[Start DATASET ROWS]
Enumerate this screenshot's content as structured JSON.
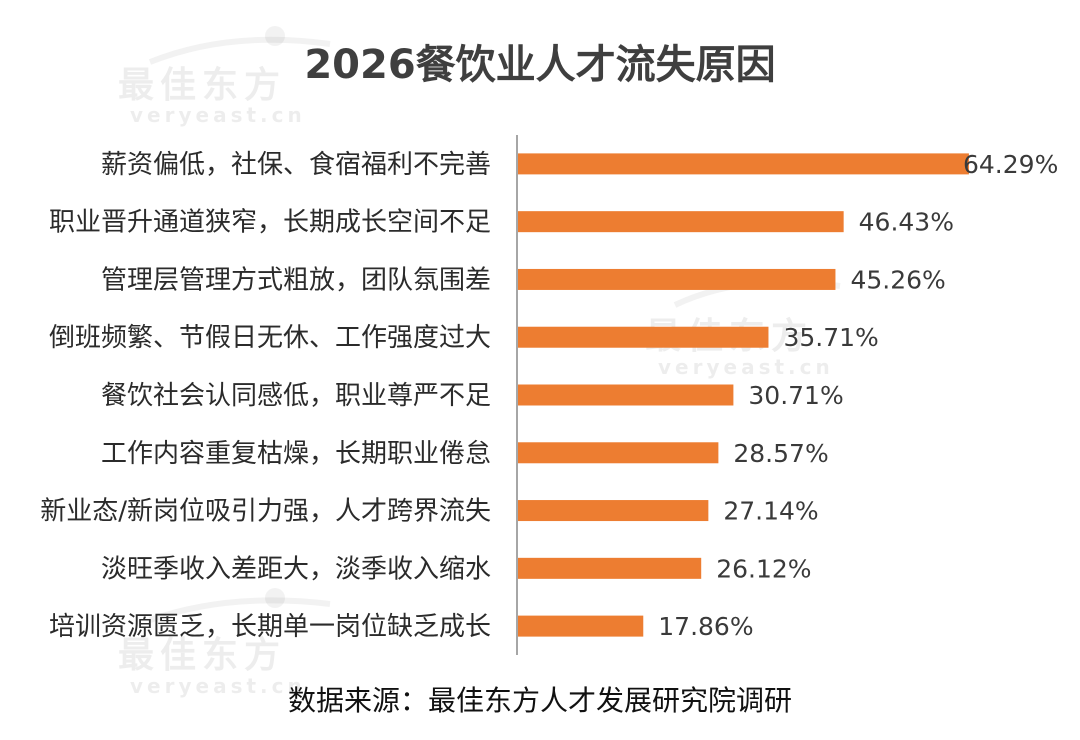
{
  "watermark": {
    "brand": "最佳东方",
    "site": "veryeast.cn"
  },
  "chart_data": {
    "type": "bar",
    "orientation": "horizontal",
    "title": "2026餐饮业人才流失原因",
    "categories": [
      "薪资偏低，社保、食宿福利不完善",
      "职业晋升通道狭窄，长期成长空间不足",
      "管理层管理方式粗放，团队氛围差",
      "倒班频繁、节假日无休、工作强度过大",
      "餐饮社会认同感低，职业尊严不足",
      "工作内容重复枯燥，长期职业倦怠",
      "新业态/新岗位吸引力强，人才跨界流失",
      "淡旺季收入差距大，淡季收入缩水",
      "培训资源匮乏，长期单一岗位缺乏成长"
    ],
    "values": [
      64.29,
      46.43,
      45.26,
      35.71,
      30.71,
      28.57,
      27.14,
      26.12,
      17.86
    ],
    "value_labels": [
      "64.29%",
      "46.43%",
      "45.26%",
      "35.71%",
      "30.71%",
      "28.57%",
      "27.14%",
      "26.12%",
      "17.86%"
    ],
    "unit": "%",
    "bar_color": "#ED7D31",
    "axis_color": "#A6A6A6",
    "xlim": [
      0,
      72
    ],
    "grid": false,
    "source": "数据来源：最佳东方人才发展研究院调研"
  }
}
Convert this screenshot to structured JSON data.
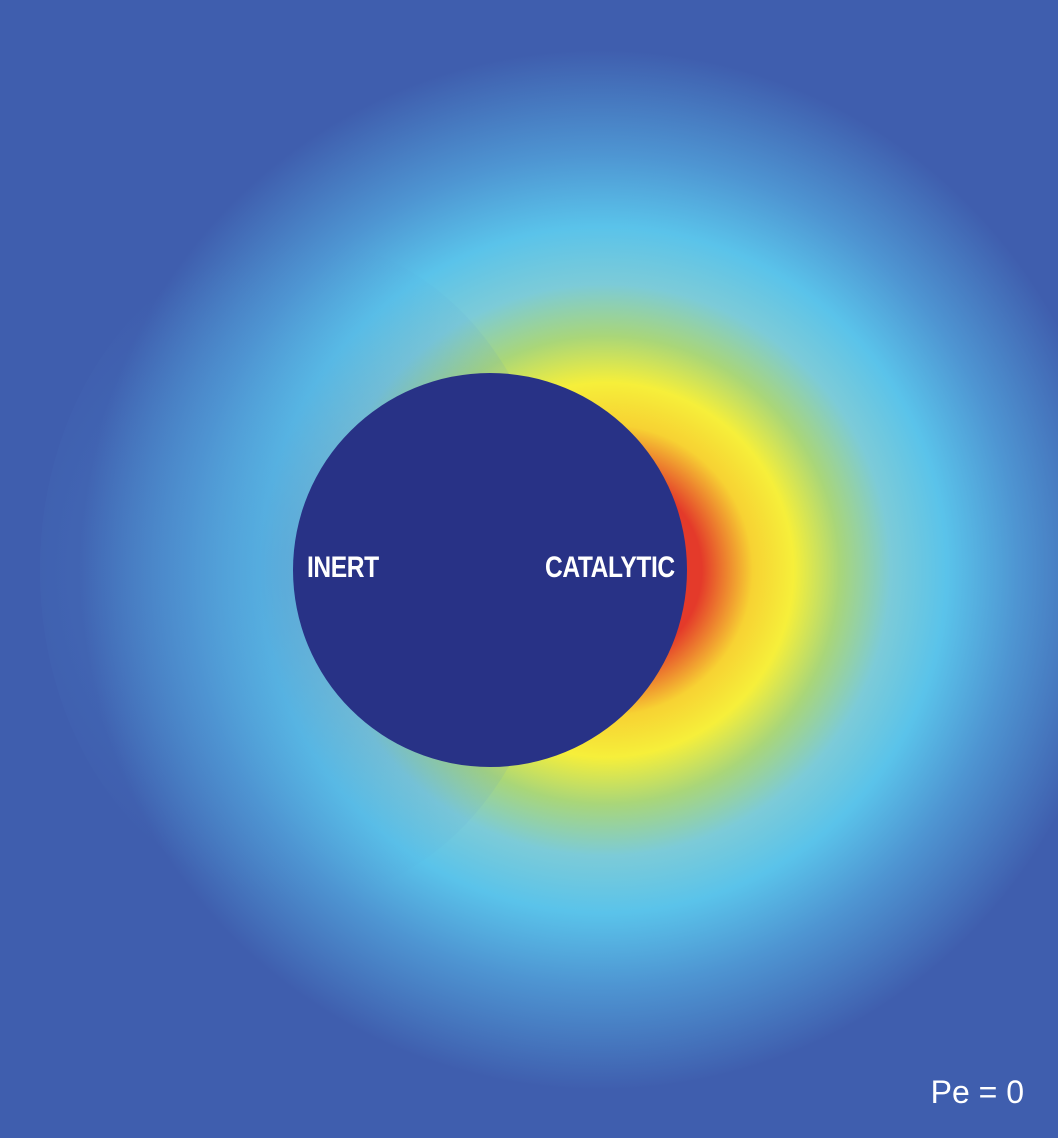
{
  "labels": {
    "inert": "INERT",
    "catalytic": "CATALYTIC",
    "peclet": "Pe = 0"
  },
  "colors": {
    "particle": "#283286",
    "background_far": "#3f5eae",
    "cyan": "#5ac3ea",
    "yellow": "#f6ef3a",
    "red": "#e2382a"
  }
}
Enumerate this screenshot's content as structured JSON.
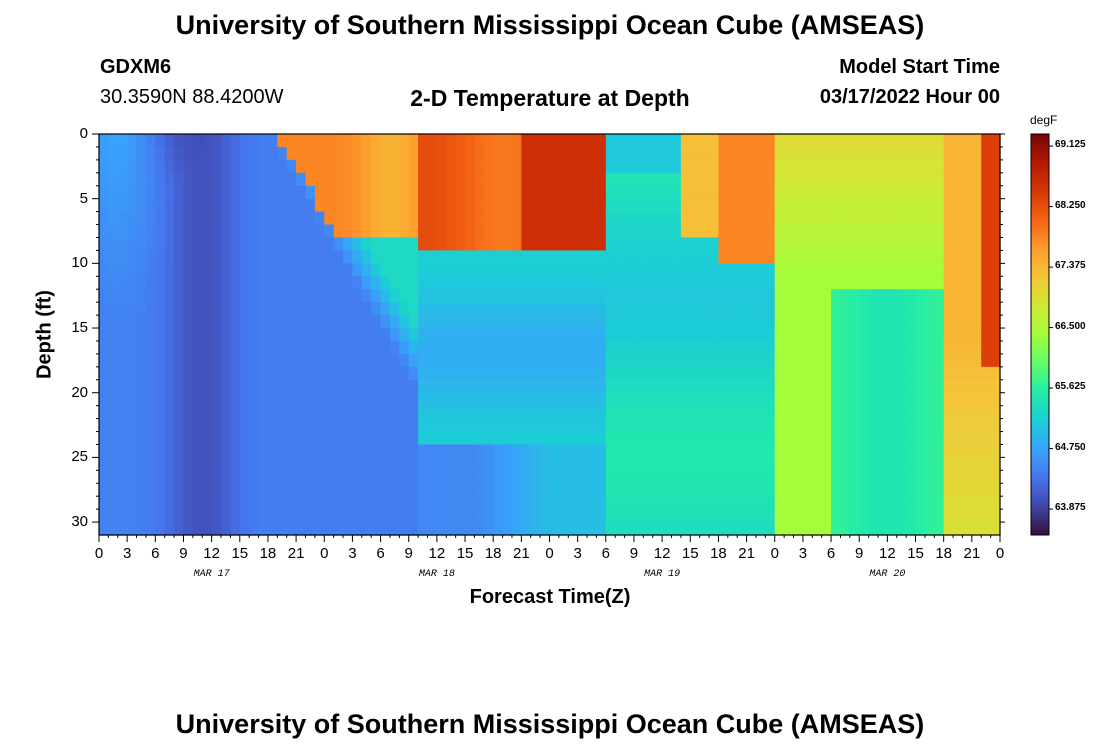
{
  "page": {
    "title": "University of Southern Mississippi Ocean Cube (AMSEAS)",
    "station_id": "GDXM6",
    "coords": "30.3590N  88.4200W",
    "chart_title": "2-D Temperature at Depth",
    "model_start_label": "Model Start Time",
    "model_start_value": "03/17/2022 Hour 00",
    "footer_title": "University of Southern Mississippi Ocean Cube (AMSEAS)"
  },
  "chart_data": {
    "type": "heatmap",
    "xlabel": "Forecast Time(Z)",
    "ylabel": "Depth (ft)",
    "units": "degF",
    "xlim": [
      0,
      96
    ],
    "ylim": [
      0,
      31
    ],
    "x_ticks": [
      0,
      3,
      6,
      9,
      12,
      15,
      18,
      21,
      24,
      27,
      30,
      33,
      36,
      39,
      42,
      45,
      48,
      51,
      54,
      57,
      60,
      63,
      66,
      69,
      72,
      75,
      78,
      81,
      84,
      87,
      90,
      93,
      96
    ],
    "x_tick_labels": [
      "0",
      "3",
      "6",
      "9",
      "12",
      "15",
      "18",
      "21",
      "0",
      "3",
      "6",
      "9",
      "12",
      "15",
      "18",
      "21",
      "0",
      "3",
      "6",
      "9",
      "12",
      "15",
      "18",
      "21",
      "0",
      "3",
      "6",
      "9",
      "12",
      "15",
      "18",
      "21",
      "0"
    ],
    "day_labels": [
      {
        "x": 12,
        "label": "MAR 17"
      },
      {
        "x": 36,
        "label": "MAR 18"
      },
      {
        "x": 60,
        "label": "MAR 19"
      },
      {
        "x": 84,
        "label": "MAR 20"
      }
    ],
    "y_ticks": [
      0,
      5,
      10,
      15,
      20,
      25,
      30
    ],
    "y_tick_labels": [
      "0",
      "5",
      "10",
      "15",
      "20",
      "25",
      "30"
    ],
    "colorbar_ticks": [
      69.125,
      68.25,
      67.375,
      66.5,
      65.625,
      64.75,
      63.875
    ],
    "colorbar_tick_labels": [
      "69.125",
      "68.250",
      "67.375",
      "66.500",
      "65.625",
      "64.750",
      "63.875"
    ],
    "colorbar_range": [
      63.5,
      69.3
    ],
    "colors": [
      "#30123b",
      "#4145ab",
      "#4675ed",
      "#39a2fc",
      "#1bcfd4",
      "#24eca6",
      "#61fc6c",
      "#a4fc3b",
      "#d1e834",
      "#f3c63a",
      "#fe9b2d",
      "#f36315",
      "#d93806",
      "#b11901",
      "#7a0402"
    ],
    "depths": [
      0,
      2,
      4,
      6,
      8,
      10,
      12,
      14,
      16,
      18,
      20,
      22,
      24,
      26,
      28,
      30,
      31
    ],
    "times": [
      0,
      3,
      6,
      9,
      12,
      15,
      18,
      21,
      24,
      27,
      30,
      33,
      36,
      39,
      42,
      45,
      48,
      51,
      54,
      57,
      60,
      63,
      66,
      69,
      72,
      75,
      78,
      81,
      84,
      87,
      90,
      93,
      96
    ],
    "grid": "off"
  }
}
[End DATASET ROWS]
WORK TO BE COMPLETED -
Filter the listing above for the string "Ocean" and copy every matching line.

EXERCISE SOLUTION -
    "title": "University of Southern Mississippi Ocean Cube (AMSEAS)",
    "footer_title": "University of Southern Mississippi Ocean Cube (AMSEAS)"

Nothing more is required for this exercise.